- [TASK OBJECTIVE]: Give only the number of lines in the listing below where the string "ударе" occurs.

--- START OF RECORD SET ---

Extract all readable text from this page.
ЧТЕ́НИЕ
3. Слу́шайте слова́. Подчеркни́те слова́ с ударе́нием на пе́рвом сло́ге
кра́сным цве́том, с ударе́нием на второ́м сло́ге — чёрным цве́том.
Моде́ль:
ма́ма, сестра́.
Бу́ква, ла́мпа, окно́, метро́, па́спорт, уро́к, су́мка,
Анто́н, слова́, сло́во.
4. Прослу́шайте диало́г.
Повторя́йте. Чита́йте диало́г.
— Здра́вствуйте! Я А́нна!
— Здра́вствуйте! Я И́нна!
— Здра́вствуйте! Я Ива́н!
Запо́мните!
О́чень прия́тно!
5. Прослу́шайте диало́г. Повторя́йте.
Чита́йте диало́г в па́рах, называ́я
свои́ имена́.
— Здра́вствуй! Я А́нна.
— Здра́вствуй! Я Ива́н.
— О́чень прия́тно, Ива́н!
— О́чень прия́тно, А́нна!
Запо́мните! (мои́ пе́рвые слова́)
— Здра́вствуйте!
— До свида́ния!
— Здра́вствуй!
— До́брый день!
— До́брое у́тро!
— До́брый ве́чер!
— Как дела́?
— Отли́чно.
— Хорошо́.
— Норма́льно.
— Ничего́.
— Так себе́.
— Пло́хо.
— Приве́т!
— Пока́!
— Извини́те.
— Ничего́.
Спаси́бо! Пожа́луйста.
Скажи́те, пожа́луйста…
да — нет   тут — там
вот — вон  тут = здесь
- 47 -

--- END OF RECORD SET ---
--- START OF RECORD SET ---

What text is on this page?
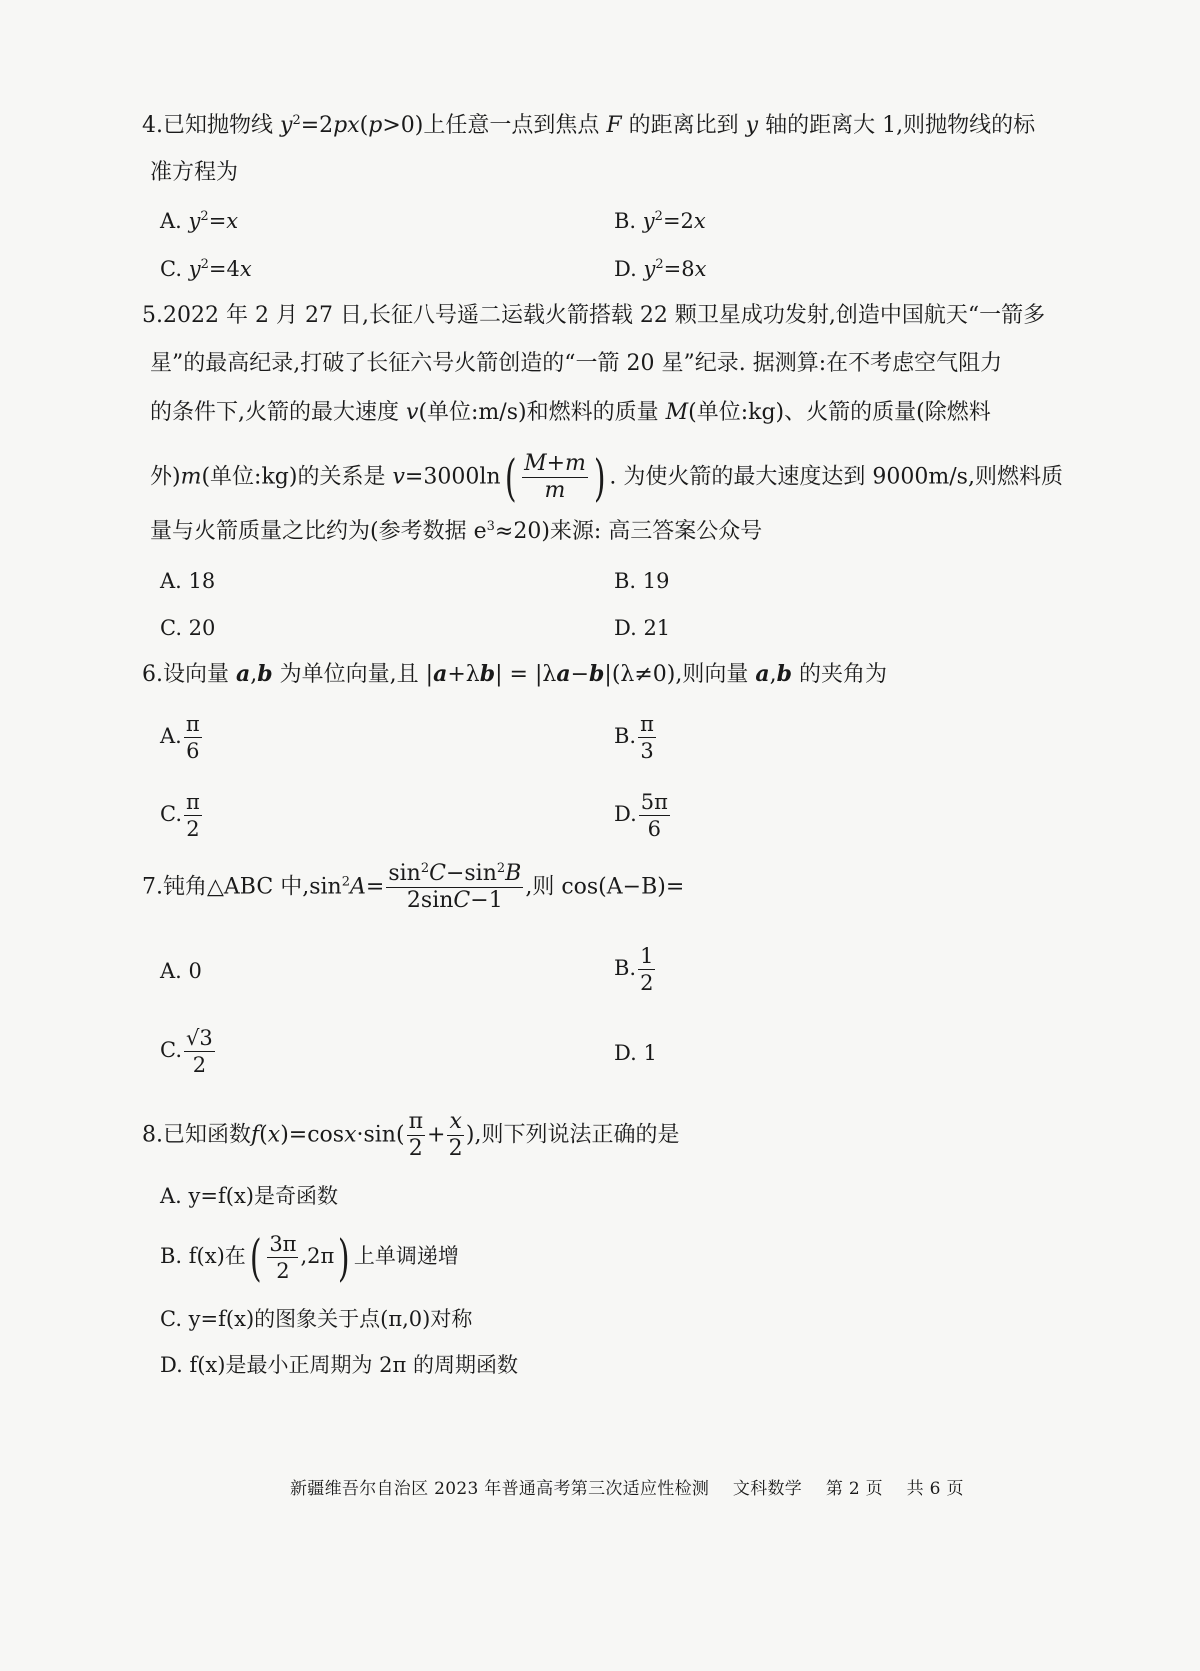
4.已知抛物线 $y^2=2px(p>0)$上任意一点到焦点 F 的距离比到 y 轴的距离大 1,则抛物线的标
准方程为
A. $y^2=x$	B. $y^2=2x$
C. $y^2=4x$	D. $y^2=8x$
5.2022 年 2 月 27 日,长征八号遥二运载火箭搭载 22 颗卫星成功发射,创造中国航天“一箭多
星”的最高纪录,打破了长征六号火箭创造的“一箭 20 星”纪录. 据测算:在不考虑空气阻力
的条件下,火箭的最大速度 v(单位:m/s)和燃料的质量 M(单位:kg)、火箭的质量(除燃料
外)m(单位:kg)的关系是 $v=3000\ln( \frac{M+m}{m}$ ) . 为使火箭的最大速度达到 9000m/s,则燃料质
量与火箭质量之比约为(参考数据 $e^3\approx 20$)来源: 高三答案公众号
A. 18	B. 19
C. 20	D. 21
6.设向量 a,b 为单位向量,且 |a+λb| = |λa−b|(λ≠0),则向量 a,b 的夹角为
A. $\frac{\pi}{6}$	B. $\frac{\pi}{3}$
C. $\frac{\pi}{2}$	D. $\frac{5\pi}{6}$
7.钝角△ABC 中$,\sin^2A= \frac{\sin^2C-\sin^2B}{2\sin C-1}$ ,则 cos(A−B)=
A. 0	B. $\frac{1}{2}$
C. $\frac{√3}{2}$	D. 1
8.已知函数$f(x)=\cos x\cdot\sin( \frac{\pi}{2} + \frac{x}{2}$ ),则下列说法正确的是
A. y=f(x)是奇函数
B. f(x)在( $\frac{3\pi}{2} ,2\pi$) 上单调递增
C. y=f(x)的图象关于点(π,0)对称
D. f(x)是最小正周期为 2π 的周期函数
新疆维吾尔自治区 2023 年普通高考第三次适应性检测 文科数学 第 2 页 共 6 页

--- END OF RECORD SET ---

- [FULL OUTPUT]: 2